# Problem to work on
Using the records below, locate all lines containing "title" and return them.

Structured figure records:
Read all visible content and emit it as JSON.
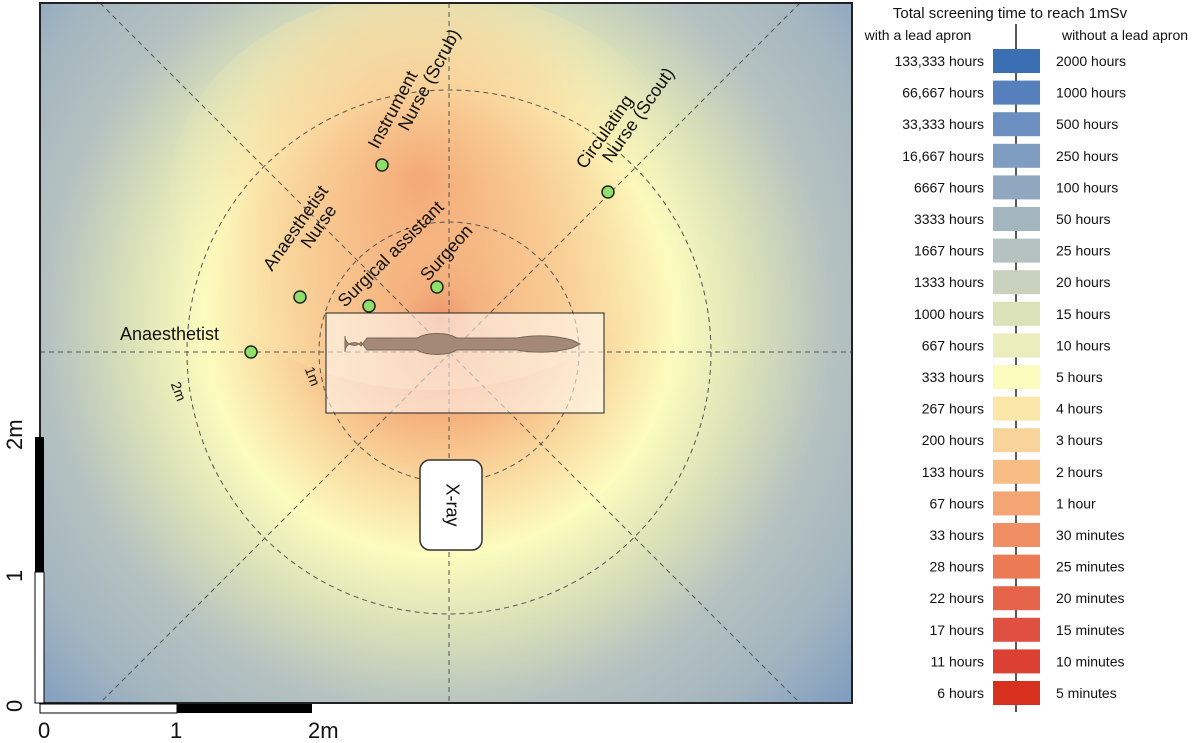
{
  "legend": {
    "title": "Total screening time to reach 1mSv",
    "headers": [
      "with a lead apron",
      "without a lead apron"
    ],
    "rows": [
      {
        "with": "133,333 hours",
        "without": "2000 hours",
        "color": "#3b6fb3"
      },
      {
        "with": "66,667 hours",
        "without": "1000 hours",
        "color": "#5580bb"
      },
      {
        "with": "33,333 hours",
        "without": "500 hours",
        "color": "#6b8fc0"
      },
      {
        "with": "16,667 hours",
        "without": "250 hours",
        "color": "#7f9dc1"
      },
      {
        "with": "6667 hours",
        "without": "100 hours",
        "color": "#8fa8bf"
      },
      {
        "with": "3333 hours",
        "without": "50 hours",
        "color": "#a3b5bf"
      },
      {
        "with": "1667 hours",
        "without": "25 hours",
        "color": "#b5c2c0"
      },
      {
        "with": "1333 hours",
        "without": "20 hours",
        "color": "#c8d2be"
      },
      {
        "with": "1000 hours",
        "without": "15 hours",
        "color": "#dbe2b8"
      },
      {
        "with": "667 hours",
        "without": "10 hours",
        "color": "#ebedbc"
      },
      {
        "with": "333 hours",
        "without": "5 hours",
        "color": "#fcfcbe"
      },
      {
        "with": "267 hours",
        "without": "4 hours",
        "color": "#fbe8a8"
      },
      {
        "with": "200 hours",
        "without": "3 hours",
        "color": "#f9d49a"
      },
      {
        "with": "133 hours",
        "without": "2 hours",
        "color": "#f7bd85"
      },
      {
        "with": "67 hours",
        "without": "1 hour",
        "color": "#f4a574"
      },
      {
        "with": "33 hours",
        "without": "30 minutes",
        "color": "#f08f63"
      },
      {
        "with": "28 hours",
        "without": "25 minutes",
        "color": "#eb7a55"
      },
      {
        "with": "22 hours",
        "without": "20 minutes",
        "color": "#e6654a"
      },
      {
        "with": "17 hours",
        "without": "15 minutes",
        "color": "#e05040"
      },
      {
        "with": "11 hours",
        "without": "10 minutes",
        "color": "#dc4033"
      },
      {
        "with": "6 hours",
        "without": "5 minutes",
        "color": "#d7301f"
      }
    ]
  },
  "nodes": [
    {
      "lines": [
        "Instrument",
        "Nurse (Scrub)"
      ]
    },
    {
      "lines": [
        "Circulating",
        "Nurse (Scout)"
      ]
    },
    {
      "lines": [
        "Anaesthetist",
        "Nurse"
      ]
    },
    {
      "lines": [
        "Surgical assistant"
      ]
    },
    {
      "lines": [
        "Surgeon"
      ]
    },
    {
      "lines": [
        "Anaesthetist"
      ]
    }
  ],
  "rings": [
    "1m",
    "2m"
  ],
  "xray": "X-ray",
  "scale": {
    "x": [
      "0",
      "1",
      "2m"
    ],
    "y": [
      "0",
      "1",
      "2m"
    ]
  }
}
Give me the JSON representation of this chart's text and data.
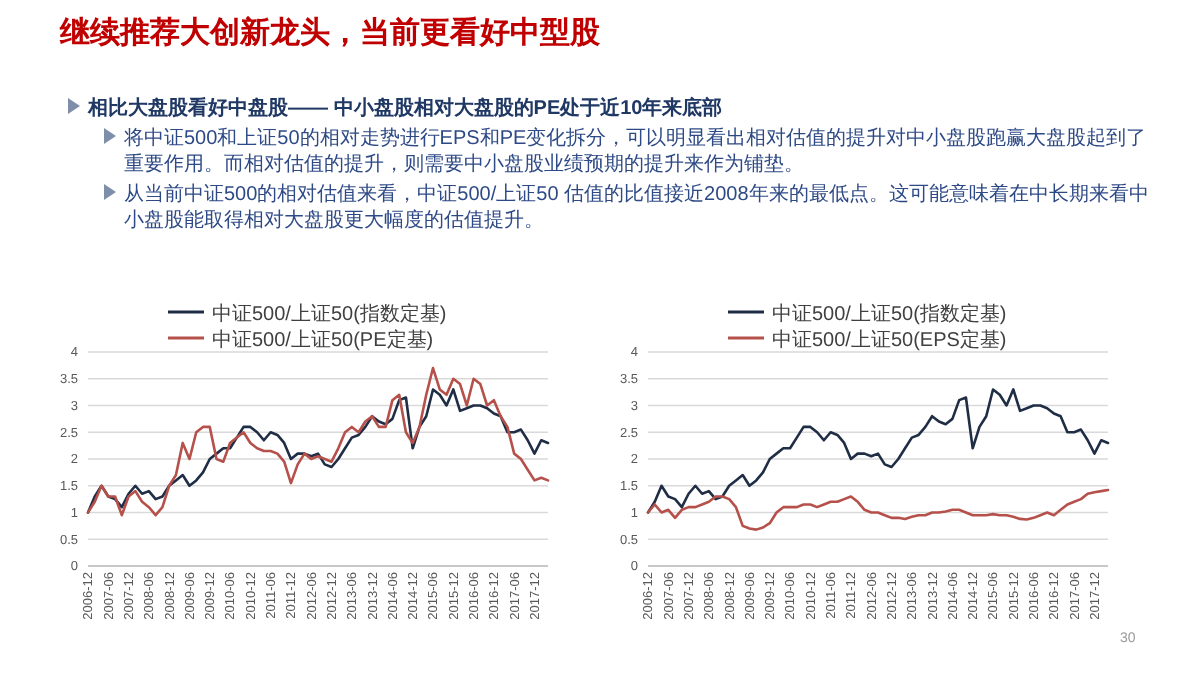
{
  "chart_data": [
    {
      "type": "other",
      "title": "继续推荐大创新龙头，当前更看好中型股",
      "annotations": [
        "相比大盘股看好中盘股—— 中小盘股相对大盘股的PE处于近10年来底部",
        "将中证500和上证50的相对走势进行EPS和PE变化拆分，可以明显看出相对估值的提升对中小盘股跑赢大盘股起到了重要作用。而相对估值的提升，则需要中小盘股业绩预期的提升来作为铺垫。",
        "从当前中证500的相对估值来看，中证500/上证50 估值的比值接近2008年来的最低点。这可能意味着在中长期来看中小盘股能取得相对大盘股更大幅度的估值提升。",
        "30"
      ]
    },
    {
      "type": "line",
      "categories": [
        "2006-12",
        null,
        null,
        "2007-06",
        null,
        null,
        "2007-12",
        null,
        null,
        "2008-06",
        null,
        null,
        "2008-12",
        null,
        null,
        "2009-06",
        null,
        null,
        "2009-12",
        null,
        null,
        "2010-06",
        null,
        null,
        "2010-12",
        null,
        null,
        "2011-06",
        null,
        null,
        "2011-12",
        null,
        null,
        "2012-06",
        null,
        null,
        "2012-12",
        null,
        null,
        "2013-06",
        null,
        null,
        "2013-12",
        null,
        null,
        "2014-06",
        null,
        null,
        "2014-12",
        null,
        null,
        "2015-06",
        null,
        null,
        "2015-12",
        null,
        null,
        "2016-06",
        null,
        null,
        "2016-12",
        null,
        null,
        "2017-06",
        null,
        null,
        "2017-12",
        null,
        null
      ],
      "series": [
        {
          "name": "中证500/上证50(指数定基)",
          "color": "#1f2d45",
          "values": [
            1.0,
            1.3,
            1.5,
            1.3,
            1.25,
            1.1,
            1.35,
            1.5,
            1.35,
            1.4,
            1.25,
            1.3,
            1.5,
            1.6,
            1.7,
            1.5,
            1.6,
            1.75,
            2.0,
            2.1,
            2.2,
            2.2,
            2.4,
            2.6,
            2.6,
            2.5,
            2.35,
            2.5,
            2.45,
            2.3,
            2.0,
            2.1,
            2.1,
            2.05,
            2.1,
            1.9,
            1.85,
            2.0,
            2.2,
            2.4,
            2.45,
            2.6,
            2.8,
            2.7,
            2.65,
            2.75,
            3.1,
            3.15,
            2.2,
            2.6,
            2.8,
            3.3,
            3.2,
            3.0,
            3.3,
            2.9,
            2.95,
            3.0,
            3.0,
            2.95,
            2.85,
            2.8,
            2.5,
            2.5,
            2.55,
            2.35,
            2.1,
            2.35,
            2.3
          ]
        },
        {
          "name": "中证500/上证50(PE定基)",
          "color": "#b5504a",
          "values": [
            1.0,
            1.2,
            1.5,
            1.3,
            1.3,
            0.95,
            1.3,
            1.4,
            1.2,
            1.1,
            0.95,
            1.1,
            1.5,
            1.7,
            2.3,
            2.0,
            2.5,
            2.6,
            2.6,
            2.0,
            1.95,
            2.3,
            2.4,
            2.5,
            2.3,
            2.2,
            2.15,
            2.15,
            2.1,
            1.95,
            1.55,
            1.9,
            2.1,
            2.0,
            2.05,
            2.0,
            1.95,
            2.2,
            2.5,
            2.6,
            2.5,
            2.7,
            2.8,
            2.6,
            2.6,
            3.1,
            3.2,
            2.5,
            2.3,
            2.6,
            3.2,
            3.7,
            3.3,
            3.2,
            3.5,
            3.4,
            3.0,
            3.5,
            3.4,
            3.0,
            3.1,
            2.8,
            2.6,
            2.1,
            2.0,
            1.8,
            1.6,
            1.65,
            1.6
          ]
        }
      ],
      "ylim": [
        0,
        4
      ],
      "yticks": [
        0,
        0.5,
        1,
        1.5,
        2,
        2.5,
        3,
        3.5,
        4
      ],
      "grid": "y",
      "legend": "top"
    },
    {
      "type": "line",
      "categories": [
        "2006-12",
        null,
        null,
        "2007-06",
        null,
        null,
        "2007-12",
        null,
        null,
        "2008-06",
        null,
        null,
        "2008-12",
        null,
        null,
        "2009-06",
        null,
        null,
        "2009-12",
        null,
        null,
        "2010-06",
        null,
        null,
        "2010-12",
        null,
        null,
        "2011-06",
        null,
        null,
        "2011-12",
        null,
        null,
        "2012-06",
        null,
        null,
        "2012-12",
        null,
        null,
        "2013-06",
        null,
        null,
        "2013-12",
        null,
        null,
        "2014-06",
        null,
        null,
        "2014-12",
        null,
        null,
        "2015-06",
        null,
        null,
        "2015-12",
        null,
        null,
        "2016-06",
        null,
        null,
        "2016-12",
        null,
        null,
        "2017-06",
        null,
        null,
        "2017-12",
        null,
        null
      ],
      "series": [
        {
          "name": "中证500/上证50(指数定基)",
          "color": "#1f2d45",
          "values": [
            1.0,
            1.2,
            1.5,
            1.3,
            1.25,
            1.1,
            1.35,
            1.5,
            1.35,
            1.4,
            1.25,
            1.3,
            1.5,
            1.6,
            1.7,
            1.5,
            1.6,
            1.75,
            2.0,
            2.1,
            2.2,
            2.2,
            2.4,
            2.6,
            2.6,
            2.5,
            2.35,
            2.5,
            2.45,
            2.3,
            2.0,
            2.1,
            2.1,
            2.05,
            2.1,
            1.9,
            1.85,
            2.0,
            2.2,
            2.4,
            2.45,
            2.6,
            2.8,
            2.7,
            2.65,
            2.75,
            3.1,
            3.15,
            2.2,
            2.6,
            2.8,
            3.3,
            3.2,
            3.0,
            3.3,
            2.9,
            2.95,
            3.0,
            3.0,
            2.95,
            2.85,
            2.8,
            2.5,
            2.5,
            2.55,
            2.35,
            2.1,
            2.35,
            2.3
          ]
        },
        {
          "name": "中证500/上证50(EPS定基)",
          "color": "#b5504a",
          "values": [
            1.0,
            1.15,
            1.0,
            1.05,
            0.9,
            1.05,
            1.1,
            1.1,
            1.15,
            1.2,
            1.3,
            1.3,
            1.25,
            1.1,
            0.75,
            0.7,
            0.68,
            0.72,
            0.8,
            1.0,
            1.1,
            1.1,
            1.1,
            1.15,
            1.15,
            1.1,
            1.15,
            1.2,
            1.2,
            1.25,
            1.3,
            1.2,
            1.05,
            1.0,
            1.0,
            0.95,
            0.9,
            0.9,
            0.88,
            0.92,
            0.95,
            0.95,
            1.0,
            1.0,
            1.02,
            1.05,
            1.05,
            1.0,
            0.95,
            0.95,
            0.95,
            0.97,
            0.95,
            0.95,
            0.92,
            0.88,
            0.87,
            0.9,
            0.95,
            1.0,
            0.95,
            1.05,
            1.15,
            1.2,
            1.25,
            1.35,
            1.38,
            1.4,
            1.42
          ]
        }
      ],
      "ylim": [
        0,
        4
      ],
      "yticks": [
        0,
        0.5,
        1,
        1.5,
        2,
        2.5,
        3,
        3.5,
        4
      ],
      "grid": "y",
      "legend": "top"
    }
  ]
}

# Written reply
    "title": "Total screening time to reach 1mSv",
      "title": "继续推荐大创新龙头，当前更看好中型股",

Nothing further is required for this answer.